Layout annotation records
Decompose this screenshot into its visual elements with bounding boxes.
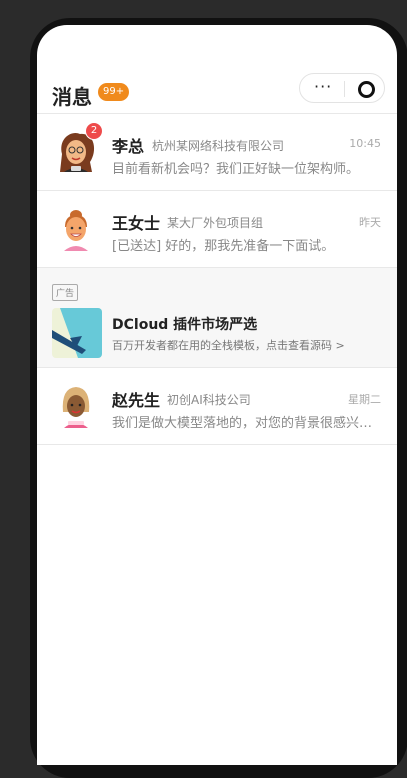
mini-program-capsule: ··· <box>299 73 385 103</box>
contact-name: 王女士 <box>112 214 161 233</box>
ad-thumbnail-icon <box>52 308 102 358</box>
page-title: 消息 <box>52 85 92 109</box>
conversation-item[interactable]: 2 李总 杭州某网络科技有限公司 10:45 目前看新机会吗？我们正好缺一位架构… <box>37 114 397 191</box>
contact-name: 李总 <box>112 137 145 156</box>
more-menu-icon[interactable]: ··· <box>314 77 332 96</box>
message-time: 昨天 <box>359 216 381 229</box>
message-preview: 我们是做大模型落地的，对您的背景很感兴趣... <box>112 416 382 431</box>
conversation-item[interactable]: 王女士 某大厂外包项目组 昨天 [已送达] 好的，那我先准备一下面试。 <box>37 191 397 268</box>
woman-curly-hair-avatar-icon: 2 <box>52 122 103 176</box>
conversation-item[interactable]: 赵先生 初创AI科技公司 星期二 我们是做大模型落地的，对您的背景很感兴趣... <box>37 368 397 445</box>
ad-card[interactable]: 广告 DCloud 插件市场严选 百万开发者都在用的全栈模板，点击查看源码 > <box>37 268 397 368</box>
woman-ponytail-avatar-icon <box>52 205 100 253</box>
message-count-badge: 99+ <box>98 83 130 101</box>
phone-screen: 消息 99+ ··· 2 李总 杭州某网络科技有限公司 10:45 目前看新机会… <box>37 25 397 765</box>
message-preview: [已送达] 好的，那我先准备一下面试。 <box>112 239 335 254</box>
contact-company: 初创AI科技公司 <box>167 393 251 407</box>
capsule-divider <box>344 81 345 97</box>
close-circle-icon[interactable] <box>358 81 375 98</box>
ad-title: DCloud 插件市场严选 <box>112 317 258 333</box>
message-preview: 目前看新机会吗？我们正好缺一位架构师。 <box>112 162 360 177</box>
contact-company: 杭州某网络科技有限公司 <box>152 139 285 153</box>
ad-description[interactable]: 百万开发者都在用的全栈模板，点击查看源码 > <box>112 337 345 353</box>
message-time: 10:45 <box>349 137 381 150</box>
woman-blonde-avatar-icon <box>52 382 100 430</box>
contact-company: 某大厂外包项目组 <box>167 216 264 230</box>
unread-badge: 2 <box>85 122 103 140</box>
contact-name: 赵先生 <box>112 391 161 410</box>
ad-tag: 广告 <box>52 284 79 301</box>
page-header: 消息 99+ ··· <box>37 73 397 113</box>
message-time: 星期二 <box>348 393 381 406</box>
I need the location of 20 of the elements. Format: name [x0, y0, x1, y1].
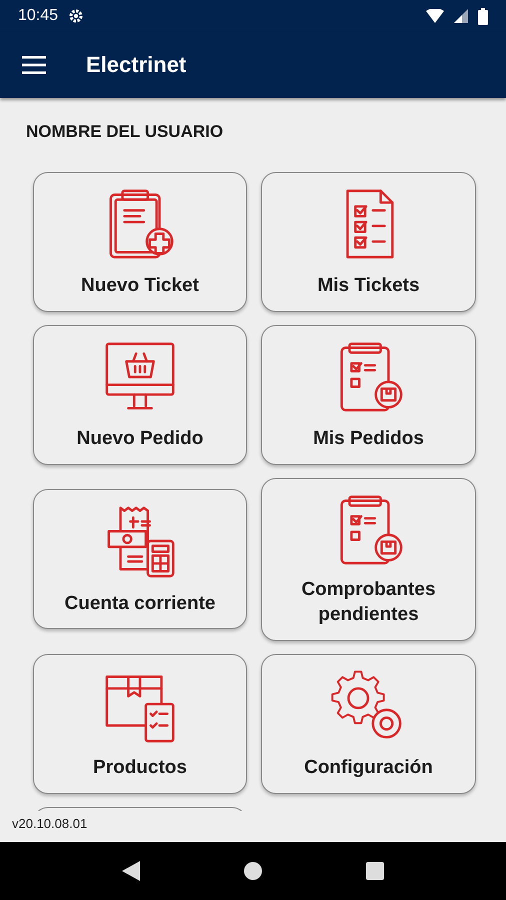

### What you are asked to do
Write out all of the records above verbatim, omitting the pictures.

### Solved problem
Decompose this screenshot into its visual elements with bounding boxes.
mini-program-capsule: ··· <box>299 73 385 103</box>
contact-name: 王女士 <box>112 214 161 233</box>
ad-thumbnail-icon <box>52 308 102 358</box>
page-title: 消息 <box>52 85 92 109</box>
conversation-item[interactable]: 2 李总 杭州某网络科技有限公司 10:45 目前看新机会吗？我们正好缺一位架构… <box>37 114 397 191</box>
contact-name: 李总 <box>112 137 145 156</box>
more-menu-icon[interactable]: ··· <box>314 77 332 96</box>
message-time: 昨天 <box>359 216 381 229</box>
message-preview: 我们是做大模型落地的，对您的背景很感兴趣... <box>112 416 382 431</box>
conversation-item[interactable]: 王女士 某大厂外包项目组 昨天 [已送达] 好的，那我先准备一下面试。 <box>37 191 397 268</box>
woman-curly-hair-avatar-icon: 2 <box>52 122 103 176</box>
conversation-item[interactable]: 赵先生 初创AI科技公司 星期二 我们是做大模型落地的，对您的背景很感兴趣... <box>37 368 397 445</box>
ad-card[interactable]: 广告 DCloud 插件市场严选 百万开发者都在用的全栈模板，点击查看源码 > <box>37 268 397 368</box>
woman-ponytail-avatar-icon <box>52 205 100 253</box>
message-count-badge: 99+ <box>98 83 130 101</box>
phone-screen: 消息 99+ ··· 2 李总 杭州某网络科技有限公司 10:45 目前看新机会… <box>37 25 397 765</box>
message-preview: [已送达] 好的，那我先准备一下面试。 <box>112 239 335 254</box>
contact-company: 初创AI科技公司 <box>167 393 251 407</box>
capsule-divider <box>344 81 345 97</box>
close-circle-icon[interactable] <box>358 81 375 98</box>
ad-title: DCloud 插件市场严选 <box>112 317 258 333</box>
message-preview: 目前看新机会吗？我们正好缺一位架构师。 <box>112 162 360 177</box>
contact-company: 杭州某网络科技有限公司 <box>152 139 285 153</box>
ad-description[interactable]: 百万开发者都在用的全栈模板，点击查看源码 > <box>112 337 345 353</box>
message-time: 10:45 <box>349 137 381 150</box>
woman-blonde-avatar-icon <box>52 382 100 430</box>
contact-company: 某大厂外包项目组 <box>167 216 264 230</box>
unread-badge: 2 <box>85 122 103 140</box>
contact-name: 赵先生 <box>112 391 161 410</box>
ad-tag: 广告 <box>52 284 79 301</box>
page-header: 消息 99+ ··· <box>37 73 397 113</box>
message-time: 星期二 <box>348 393 381 406</box>
I need the location of 20 of the elements. Format: name [x0, y0, x1, y1].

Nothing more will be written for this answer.